-------- MATERIAL SHOWN
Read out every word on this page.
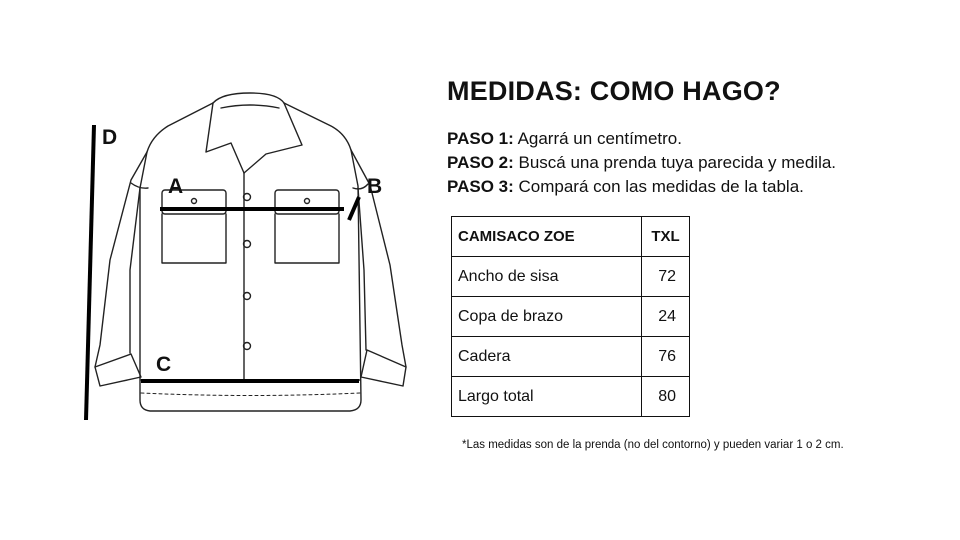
D
A	B
C
MEDIDAS: COMO HAGO?
PASO 1: Agarrá un centímetro.
PASO 2: Buscá una prenda tuya parecida y medila.
PASO 3: Compará con las medidas de la tabla.
CAMISACO ZOE	TXL
Ancho de sisa	72
Copa de brazo	24
Cadera	76
Largo total	80
*Las medidas son de la prenda (no del contorno) y pueden variar 1 o 2 cm.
----------------
# WORK TO DO:
Extract every line above that contains the word "PASO".

# COMPLETE ANSWER:
PASO 1: Agarrá un centímetro.
PASO 2: Buscá una prenda tuya parecida y medila.
PASO 3: Compará con las medidas de la tabla.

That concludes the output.